--- SUPPLIED RECORDS ---

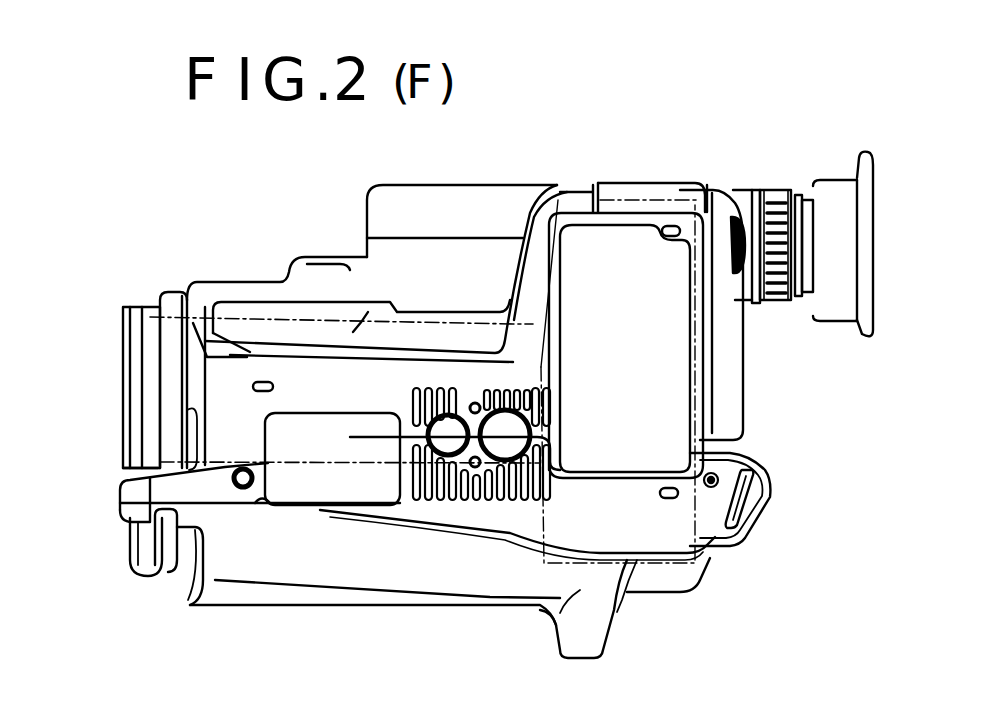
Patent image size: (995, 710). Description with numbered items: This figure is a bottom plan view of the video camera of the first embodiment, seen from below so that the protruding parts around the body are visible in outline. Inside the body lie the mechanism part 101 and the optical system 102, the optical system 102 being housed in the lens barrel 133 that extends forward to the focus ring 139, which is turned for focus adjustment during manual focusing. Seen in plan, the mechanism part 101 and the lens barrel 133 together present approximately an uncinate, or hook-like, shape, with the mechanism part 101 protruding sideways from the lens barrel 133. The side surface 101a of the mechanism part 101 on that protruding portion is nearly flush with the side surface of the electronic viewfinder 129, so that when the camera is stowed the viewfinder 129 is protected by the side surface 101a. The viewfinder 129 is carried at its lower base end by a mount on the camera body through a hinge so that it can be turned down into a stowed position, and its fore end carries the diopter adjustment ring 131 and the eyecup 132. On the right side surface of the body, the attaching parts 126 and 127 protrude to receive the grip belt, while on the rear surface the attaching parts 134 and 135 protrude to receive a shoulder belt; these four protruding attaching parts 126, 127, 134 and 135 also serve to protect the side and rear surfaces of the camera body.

The mechanism part 101 is at (672, 352).
The side surface 101a is at (641, 183).
The optical system 102 is at (170, 415).
The attaching part 126 is at (138, 562).
The attaching part 127 is at (590, 628).
The electronic viewfinder 129 is at (494, 207).
The diopter adjustment ring 131 is at (774, 200).
The eyecup 132 is at (832, 198).
The lens barrel 133 is at (236, 292).
The attaching part 134 is at (773, 489).
The attaching part 135 is at (750, 518).
The focus ring 139 is at (150, 307).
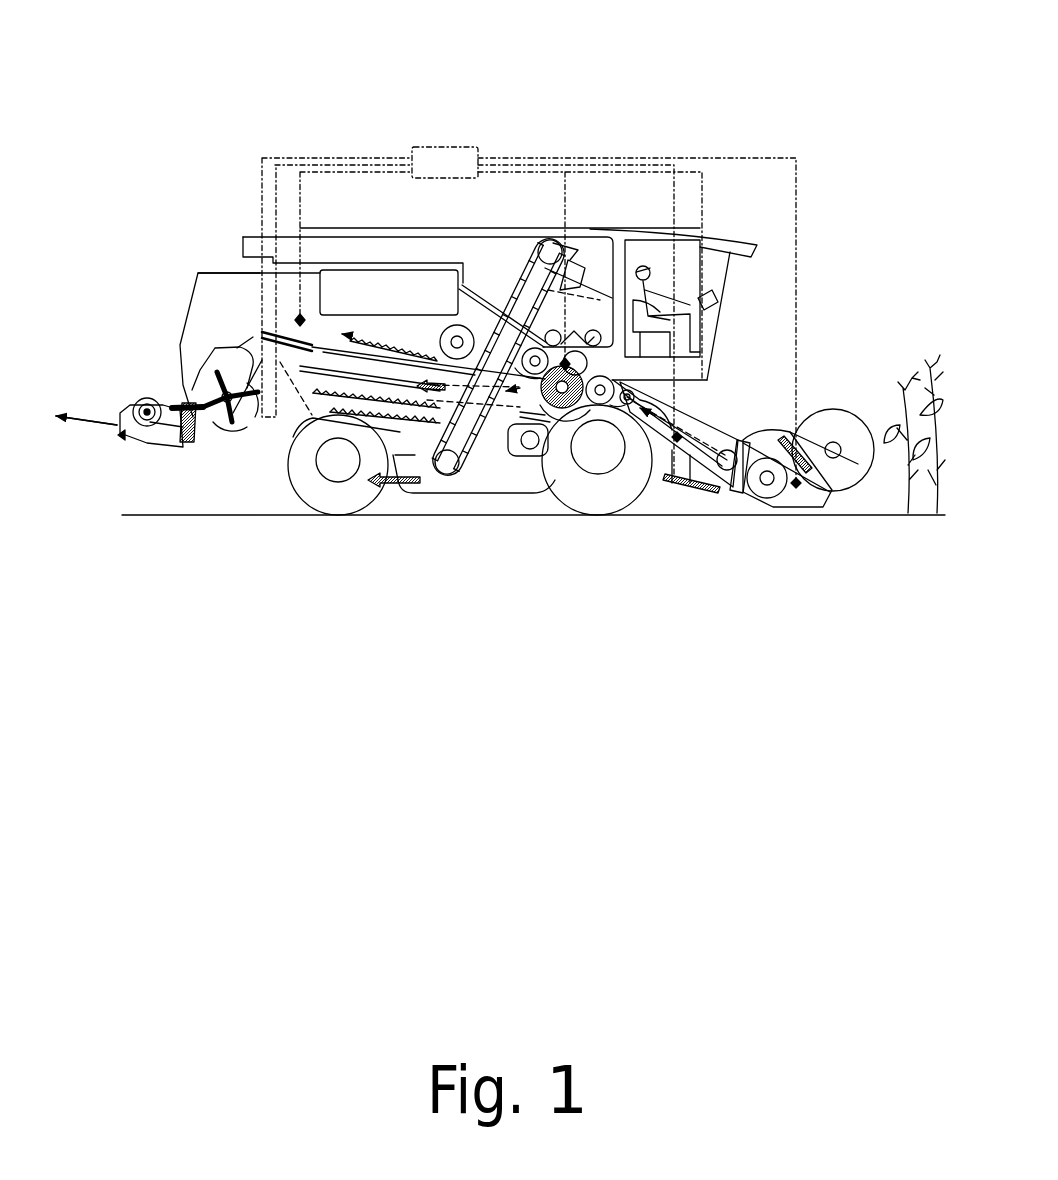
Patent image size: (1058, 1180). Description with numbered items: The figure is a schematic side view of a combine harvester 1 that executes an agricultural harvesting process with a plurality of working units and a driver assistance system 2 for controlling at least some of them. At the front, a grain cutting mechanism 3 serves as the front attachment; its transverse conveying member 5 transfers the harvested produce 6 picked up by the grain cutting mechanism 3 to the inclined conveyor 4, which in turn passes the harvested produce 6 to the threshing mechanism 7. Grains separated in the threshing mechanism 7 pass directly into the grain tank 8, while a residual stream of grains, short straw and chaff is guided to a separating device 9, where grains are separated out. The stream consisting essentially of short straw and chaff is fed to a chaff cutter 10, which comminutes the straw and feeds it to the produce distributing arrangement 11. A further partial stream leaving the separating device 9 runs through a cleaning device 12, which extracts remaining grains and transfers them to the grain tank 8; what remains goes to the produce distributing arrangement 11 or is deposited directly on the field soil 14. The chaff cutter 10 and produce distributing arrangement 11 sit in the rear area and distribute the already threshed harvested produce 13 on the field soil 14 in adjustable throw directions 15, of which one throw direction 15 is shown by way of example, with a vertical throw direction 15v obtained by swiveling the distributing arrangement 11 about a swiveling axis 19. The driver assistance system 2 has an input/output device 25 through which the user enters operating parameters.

The combine harvester 1 is at (763, 88).
The driver assistance system 2 is at (438, 163).
The grain cutting mechanism 3 is at (838, 397).
The inclined conveyor 4 is at (717, 411).
The transverse conveying member 5 is at (767, 512).
The harvested produce 6 is at (685, 482).
The threshing mechanism 7 is at (560, 430).
The grain tank 8 is at (495, 280).
The separating device 9 is at (388, 330).
The chaff cutter 10 is at (236, 447).
The produce distributing arrangement 11 is at (142, 458).
The cleaning device 12 is at (397, 430).
The harvested produce 13 is at (240, 348).
The field soil 14 is at (277, 503).
The throw direction 15 is at (100, 412).
The vertical throw direction 15v is at (86, 420).
The swiveling axis 19 is at (183, 420).
The input/output device 25 is at (717, 312).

---

▸ SHORT PROBLEM:
Turn every line of the listing above into a numbered list, skipping blank lines and leaving the pictures out.

▸ EXPECTED ANSWER:
1. Patent image size: (995, 710). Description with numbered items: This figure is a bottom plan view of the video camera of the first embodiment, seen from below so that the protruding parts around the body are visible in outline. Inside the body lie the mechanism part 101 and the optical system 102, the optical system 102 being housed in the lens barrel 133 that extends forward to the focus ring 139, which is turned for focus adjustment during manual focusing. Seen in plan, the mechanism part 101 and the lens barrel 133 together present approximately an uncinate, or hook-like, shape, with the mechanism part 101 protruding sideways from the lens barrel 133. The side surface 101a of the mechanism part 101 on that protruding portion is nearly flush with the side surface of the electronic viewfinder 129, so that when the camera is stowed the viewfinder 129 is protected by the side surface 101a. The viewfinder 129 is carried at its lower base end by a mount on the camera body through a hinge so that it can be turned down into a stowed position, and its fore end carries the diopter adjustment ring 131 and the eyecup 132. On the right side surface of the body, the attaching parts 126 and 127 protrude to receive the grip belt, while on the rear surface the attaching parts 134 and 135 protrude to receive a shoulder belt; these four protruding attaching parts 126, 127, 134 and 135 also serve to protect the side and rear surfaces of the camera body.
2. The mechanism part 101 is at (672, 352).
3. The side surface 101a is at (641, 183).
4. The optical system 102 is at (170, 415).
5. The attaching part 126 is at (138, 562).
6. The attaching part 127 is at (590, 628).
7. The electronic viewfinder 129 is at (494, 207).
8. The diopter adjustment ring 131 is at (774, 200).
9. The eyecup 132 is at (832, 198).
10. The lens barrel 133 is at (236, 292).
11. The attaching part 134 is at (773, 489).
12. The attaching part 135 is at (750, 518).
13. The focus ring 139 is at (150, 307).
14. Patent image size: (1058, 1180). Description with numbered items: The figure is a schematic side view of a combine harvester 1 that executes an agricultural harvesting process with a plurality of working units and a driver assistance system 2 for controlling at least some of them. At the front, a grain cutting mechanism 3 serves as the front attachment; its transverse conveying member 5 transfers the harvested produce 6 picked up by the grain cutting mechanism 3 to the inclined conveyor 4, which in turn passes the harvested produce 6 to the threshing mechanism 7. Grains separated in the threshing mechanism 7 pass directly into the grain tank 8, while a residual stream of grains, short straw and chaff is guided to a separating device 9, where grains are separated out. The stream consisting essentially of short straw and chaff is fed to a chaff cutter 10, which comminutes the straw and feeds it to the produce distributing arrangement 11. A further partial stream leaving the separating device 9 runs through a cleaning device 12, which extracts remaining grains and transfers them to the grain tank 8; what remains goes to the produce distributing arrangement 11 or is deposited directly on the field soil 14. The chaff cutter 10 and produce distributing arrangement 11 sit in the rear area and distribute the already threshed harvested produce 13 on the field soil 14 in adjustable throw directions 15, of which one throw direction 15 is shown by way of example, with a vertical throw direction 15v obtained by swiveling the distributing arrangement 11 about a swiveling axis 19. The driver assistance system 2 has an input/output device 25 through which the user enters operating parameters.
15. The combine harvester 1 is at (763, 88).
16. The driver assistance system 2 is at (438, 163).
17. The grain cutting mechanism 3 is at (838, 397).
18. The inclined conveyor 4 is at (717, 411).
19. The transverse conveying member 5 is at (767, 512).
20. The harvested produce 6 is at (685, 482).
21. The threshing mechanism 7 is at (560, 430).
22. The grain tank 8 is at (495, 280).
23. The separating device 9 is at (388, 330).
24. The chaff cutter 10 is at (236, 447).
25. The produce distributing arrangement 11 is at (142, 458).
26. The cleaning device 12 is at (397, 430).
27. The harvested produce 13 is at (240, 348).
28. The field soil 14 is at (277, 503).
29. The throw direction 15 is at (100, 412).
30. The vertical throw direction 15v is at (86, 420).
31. The swiveling axis 19 is at (183, 420).
32. The input/output device 25 is at (717, 312).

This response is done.